WHAT IS REQUIRED: Return the material below in full and exactly.

Dataset entries
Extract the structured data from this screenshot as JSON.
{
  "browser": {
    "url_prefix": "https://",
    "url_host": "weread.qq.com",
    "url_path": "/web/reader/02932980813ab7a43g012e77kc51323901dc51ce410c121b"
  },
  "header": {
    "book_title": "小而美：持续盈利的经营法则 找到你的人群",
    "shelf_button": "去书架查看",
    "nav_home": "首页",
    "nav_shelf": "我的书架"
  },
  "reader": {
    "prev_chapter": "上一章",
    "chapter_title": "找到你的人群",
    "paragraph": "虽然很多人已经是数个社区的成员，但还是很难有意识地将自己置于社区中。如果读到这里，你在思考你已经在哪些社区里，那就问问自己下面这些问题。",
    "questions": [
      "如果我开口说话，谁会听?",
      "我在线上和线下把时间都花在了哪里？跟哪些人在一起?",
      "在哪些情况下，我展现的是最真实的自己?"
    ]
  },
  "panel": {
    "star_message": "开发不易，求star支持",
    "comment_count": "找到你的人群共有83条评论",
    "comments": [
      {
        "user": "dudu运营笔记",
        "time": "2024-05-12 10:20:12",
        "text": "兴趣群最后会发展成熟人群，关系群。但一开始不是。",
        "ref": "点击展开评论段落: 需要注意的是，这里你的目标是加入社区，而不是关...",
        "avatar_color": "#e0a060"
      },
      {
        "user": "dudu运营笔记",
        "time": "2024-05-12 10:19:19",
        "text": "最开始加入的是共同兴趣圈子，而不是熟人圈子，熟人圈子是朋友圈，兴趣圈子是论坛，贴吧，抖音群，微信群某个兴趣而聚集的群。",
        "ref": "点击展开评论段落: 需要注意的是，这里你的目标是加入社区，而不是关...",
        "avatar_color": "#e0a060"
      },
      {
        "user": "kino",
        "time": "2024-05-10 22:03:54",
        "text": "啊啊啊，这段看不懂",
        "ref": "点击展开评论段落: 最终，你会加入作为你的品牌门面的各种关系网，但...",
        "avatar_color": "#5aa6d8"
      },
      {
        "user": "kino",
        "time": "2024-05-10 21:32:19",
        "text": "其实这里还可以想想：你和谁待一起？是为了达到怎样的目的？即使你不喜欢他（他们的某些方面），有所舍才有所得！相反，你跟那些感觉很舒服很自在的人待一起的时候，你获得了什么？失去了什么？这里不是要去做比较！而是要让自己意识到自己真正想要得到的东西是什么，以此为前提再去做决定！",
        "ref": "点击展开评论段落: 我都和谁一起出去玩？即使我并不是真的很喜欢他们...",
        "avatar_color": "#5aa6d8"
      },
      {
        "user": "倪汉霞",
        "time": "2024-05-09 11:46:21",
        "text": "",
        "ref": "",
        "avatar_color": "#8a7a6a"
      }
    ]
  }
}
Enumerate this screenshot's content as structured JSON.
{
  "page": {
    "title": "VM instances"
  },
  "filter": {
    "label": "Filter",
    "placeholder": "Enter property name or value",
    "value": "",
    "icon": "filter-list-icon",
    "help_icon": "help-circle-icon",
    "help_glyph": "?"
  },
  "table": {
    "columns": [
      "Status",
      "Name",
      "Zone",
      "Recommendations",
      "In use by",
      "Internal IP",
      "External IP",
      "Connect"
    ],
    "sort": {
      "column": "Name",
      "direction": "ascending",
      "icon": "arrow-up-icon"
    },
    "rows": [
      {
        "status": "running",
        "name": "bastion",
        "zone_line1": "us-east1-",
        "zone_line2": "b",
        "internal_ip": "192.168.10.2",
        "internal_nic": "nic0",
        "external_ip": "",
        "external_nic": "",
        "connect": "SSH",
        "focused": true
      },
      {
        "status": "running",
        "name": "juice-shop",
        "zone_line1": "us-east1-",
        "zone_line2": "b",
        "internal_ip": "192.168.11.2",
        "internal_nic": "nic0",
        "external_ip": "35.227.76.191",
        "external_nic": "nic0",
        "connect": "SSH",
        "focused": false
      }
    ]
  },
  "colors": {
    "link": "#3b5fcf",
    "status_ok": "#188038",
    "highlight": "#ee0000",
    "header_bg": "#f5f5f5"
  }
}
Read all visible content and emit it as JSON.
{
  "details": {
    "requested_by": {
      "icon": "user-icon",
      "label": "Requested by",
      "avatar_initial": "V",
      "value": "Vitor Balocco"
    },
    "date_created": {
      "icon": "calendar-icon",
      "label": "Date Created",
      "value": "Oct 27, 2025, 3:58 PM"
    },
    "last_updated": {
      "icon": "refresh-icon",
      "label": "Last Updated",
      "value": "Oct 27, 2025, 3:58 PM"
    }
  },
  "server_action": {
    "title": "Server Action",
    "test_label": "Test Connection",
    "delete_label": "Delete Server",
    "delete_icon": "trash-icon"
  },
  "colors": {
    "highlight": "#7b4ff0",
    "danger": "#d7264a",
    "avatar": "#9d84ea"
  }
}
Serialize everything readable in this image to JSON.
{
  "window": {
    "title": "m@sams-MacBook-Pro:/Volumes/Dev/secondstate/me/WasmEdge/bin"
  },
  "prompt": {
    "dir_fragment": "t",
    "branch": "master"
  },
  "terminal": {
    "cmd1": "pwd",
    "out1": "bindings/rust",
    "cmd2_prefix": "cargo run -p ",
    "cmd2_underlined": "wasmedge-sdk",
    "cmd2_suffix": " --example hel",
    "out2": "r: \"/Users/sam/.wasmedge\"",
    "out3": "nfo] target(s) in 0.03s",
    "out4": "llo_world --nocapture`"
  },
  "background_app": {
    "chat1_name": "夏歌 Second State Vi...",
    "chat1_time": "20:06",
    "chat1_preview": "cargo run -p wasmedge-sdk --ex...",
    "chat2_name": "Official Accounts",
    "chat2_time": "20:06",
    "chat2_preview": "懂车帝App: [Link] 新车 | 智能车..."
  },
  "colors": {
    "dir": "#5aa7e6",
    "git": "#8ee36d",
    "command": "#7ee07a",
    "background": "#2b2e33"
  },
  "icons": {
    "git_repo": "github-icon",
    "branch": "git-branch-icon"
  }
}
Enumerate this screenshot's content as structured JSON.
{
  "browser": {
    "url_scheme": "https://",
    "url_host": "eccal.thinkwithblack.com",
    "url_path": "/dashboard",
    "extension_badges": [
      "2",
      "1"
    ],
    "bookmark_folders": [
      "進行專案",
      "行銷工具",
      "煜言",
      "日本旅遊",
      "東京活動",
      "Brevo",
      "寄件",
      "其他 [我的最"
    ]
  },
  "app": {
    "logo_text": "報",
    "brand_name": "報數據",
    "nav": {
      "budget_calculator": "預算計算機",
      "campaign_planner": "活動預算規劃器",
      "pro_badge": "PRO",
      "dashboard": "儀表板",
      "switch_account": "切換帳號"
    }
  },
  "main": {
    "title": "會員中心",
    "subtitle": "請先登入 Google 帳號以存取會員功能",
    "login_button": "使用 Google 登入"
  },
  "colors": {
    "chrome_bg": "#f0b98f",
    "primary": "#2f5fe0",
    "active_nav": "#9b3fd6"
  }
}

COMPLETED EXERCISE:
Extract the structured data from this screenshot as JSON.
{
  "browser": {
    "url_prefix": "https://",
    "url_host": "weread.qq.com",
    "url_path": "/web/reader/02932980813ab7a43g012e77kc51323901dc51ce410c121b"
  },
  "header": {
    "book_title": "小而美：持续盈利的经营法则 找到你的人群",
    "shelf_button": "去书架查看",
    "nav_home": "首页",
    "nav_shelf": "我的书架"
  },
  "reader": {
    "prev_chapter": "上一章",
    "chapter_title": "找到你的人群",
    "paragraph": "虽然很多人已经是数个社区的成员，但还是很难有意识地将自己置于社区中。如果读到这里，你在思考你已经在哪些社区里，那就问问自己下面这些问题。",
    "questions": [
      "如果我开口说话，谁会听?",
      "我在线上和线下把时间都花在了哪里？跟哪些人在一起?",
      "在哪些情况下，我展现的是最真实的自己?"
    ]
  },
  "panel": {
    "star_message": "开发不易，求star支持",
    "comment_count": "找到你的人群共有83条评论",
    "comments": [
      {
        "user": "dudu运营笔记",
        "time": "2024-05-12 10:20:12",
        "text": "兴趣群最后会发展成熟人群，关系群。但一开始不是。",
        "ref": "点击展开评论段落: 需要注意的是，这里你的目标是加入社区，而不是关...",
        "avatar_color": "#e0a060"
      },
      {
        "user": "dudu运营笔记",
        "time": "2024-05-12 10:19:19",
        "text": "最开始加入的是共同兴趣圈子，而不是熟人圈子，熟人圈子是朋友圈，兴趣圈子是论坛，贴吧，抖音群，微信群某个兴趣而聚集的群。",
        "ref": "点击展开评论段落: 需要注意的是，这里你的目标是加入社区，而不是关...",
        "avatar_color": "#e0a060"
      },
      {
        "user": "kino",
        "time": "2024-05-10 22:03:54",
        "text": "啊啊啊，这段看不懂",
        "ref": "点击展开评论段落: 最终，你会加入作为你的品牌门面的各种关系网，但...",
        "avatar_color": "#5aa6d8"
      },
      {
        "user": "kino",
        "time": "2024-05-10 21:32:19",
        "text": "其实这里还可以想想：你和谁待一起？是为了达到怎样的目的？即使你不喜欢他（他们的某些方面），有所舍才有所得！相反，你跟那些感觉很舒服很自在的人待一起的时候，你获得了什么？失去了什么？这里不是要去做比较！而是要让自己意识到自己真正想要得到的东西是什么，以此为前提再去做决定！",
        "ref": "点击展开评论段落: 我都和谁一起出去玩？即使我并不是真的很喜欢他们...",
        "avatar_color": "#5aa6d8"
      },
      {
        "user": "倪汉霞",
        "time": "2024-05-09 11:46:21",
        "text": "",
        "ref": "",
        "avatar_color": "#8a7a6a"
      }
    ]
  }
}
Enumerate this screenshot's content as structured JSON.
{
  "page": {
    "title": "VM instances"
  },
  "filter": {
    "label": "Filter",
    "placeholder": "Enter property name or value",
    "value": "",
    "icon": "filter-list-icon",
    "help_icon": "help-circle-icon",
    "help_glyph": "?"
  },
  "table": {
    "columns": [
      "Status",
      "Name",
      "Zone",
      "Recommendations",
      "In use by",
      "Internal IP",
      "External IP",
      "Connect"
    ],
    "sort": {
      "column": "Name",
      "direction": "ascending",
      "icon": "arrow-up-icon"
    },
    "rows": [
      {
        "status": "running",
        "name": "bastion",
        "zone_line1": "us-east1-",
        "zone_line2": "b",
        "internal_ip": "192.168.10.2",
        "internal_nic": "nic0",
        "external_ip": "",
        "external_nic": "",
        "connect": "SSH",
        "focused": true
      },
      {
        "status": "running",
        "name": "juice-shop",
        "zone_line1": "us-east1-",
        "zone_line2": "b",
        "internal_ip": "192.168.11.2",
        "internal_nic": "nic0",
        "external_ip": "35.227.76.191",
        "external_nic": "nic0",
        "connect": "SSH",
        "focused": false
      }
    ]
  },
  "colors": {
    "link": "#3b5fcf",
    "status_ok": "#188038",
    "highlight": "#ee0000",
    "header_bg": "#f5f5f5"
  }
}
Read all visible content and emit it as JSON.
{
  "details": {
    "requested_by": {
      "icon": "user-icon",
      "label": "Requested by",
      "avatar_initial": "V",
      "value": "Vitor Balocco"
    },
    "date_created": {
      "icon": "calendar-icon",
      "label": "Date Created",
      "value": "Oct 27, 2025, 3:58 PM"
    },
    "last_updated": {
      "icon": "refresh-icon",
      "label": "Last Updated",
      "value": "Oct 27, 2025, 3:58 PM"
    }
  },
  "server_action": {
    "title": "Server Action",
    "test_label": "Test Connection",
    "delete_label": "Delete Server",
    "delete_icon": "trash-icon"
  },
  "colors": {
    "highlight": "#7b4ff0",
    "danger": "#d7264a",
    "avatar": "#9d84ea"
  }
}
Serialize everything readable in this image to JSON.
{
  "window": {
    "title": "m@sams-MacBook-Pro:/Volumes/Dev/secondstate/me/WasmEdge/bin"
  },
  "prompt": {
    "dir_fragment": "t",
    "branch": "master"
  },
  "terminal": {
    "cmd1": "pwd",
    "out1": "bindings/rust",
    "cmd2_prefix": "cargo run -p ",
    "cmd2_underlined": "wasmedge-sdk",
    "cmd2_suffix": " --example hel",
    "out2": "r: \"/Users/sam/.wasmedge\"",
    "out3": "nfo] target(s) in 0.03s",
    "out4": "llo_world --nocapture`"
  },
  "background_app": {
    "chat1_name": "夏歌 Second State Vi...",
    "chat1_time": "20:06",
    "chat1_preview": "cargo run -p wasmedge-sdk --ex...",
    "chat2_name": "Official Accounts",
    "chat2_time": "20:06",
    "chat2_preview": "懂车帝App: [Link] 新车 | 智能车..."
  },
  "colors": {
    "dir": "#5aa7e6",
    "git": "#8ee36d",
    "command": "#7ee07a",
    "background": "#2b2e33"
  },
  "icons": {
    "git_repo": "github-icon",
    "branch": "git-branch-icon"
  }
}
Enumerate this screenshot's content as structured JSON.
{
  "browser": {
    "url_scheme": "https://",
    "url_host": "eccal.thinkwithblack.com",
    "url_path": "/dashboard",
    "extension_badges": [
      "2",
      "1"
    ],
    "bookmark_folders": [
      "進行專案",
      "行銷工具",
      "煜言",
      "日本旅遊",
      "東京活動",
      "Brevo",
      "寄件",
      "其他 [我的最"
    ]
  },
  "app": {
    "logo_text": "報",
    "brand_name": "報數據",
    "nav": {
      "budget_calculator": "預算計算機",
      "campaign_planner": "活動預算規劃器",
      "pro_badge": "PRO",
      "dashboard": "儀表板",
      "switch_account": "切換帳號"
    }
  },
  "main": {
    "title": "會員中心",
    "subtitle": "請先登入 Google 帳號以存取會員功能",
    "login_button": "使用 Google 登入"
  },
  "colors": {
    "chrome_bg": "#f0b98f",
    "primary": "#2f5fe0",
    "active_nav": "#9b3fd6"
  }
}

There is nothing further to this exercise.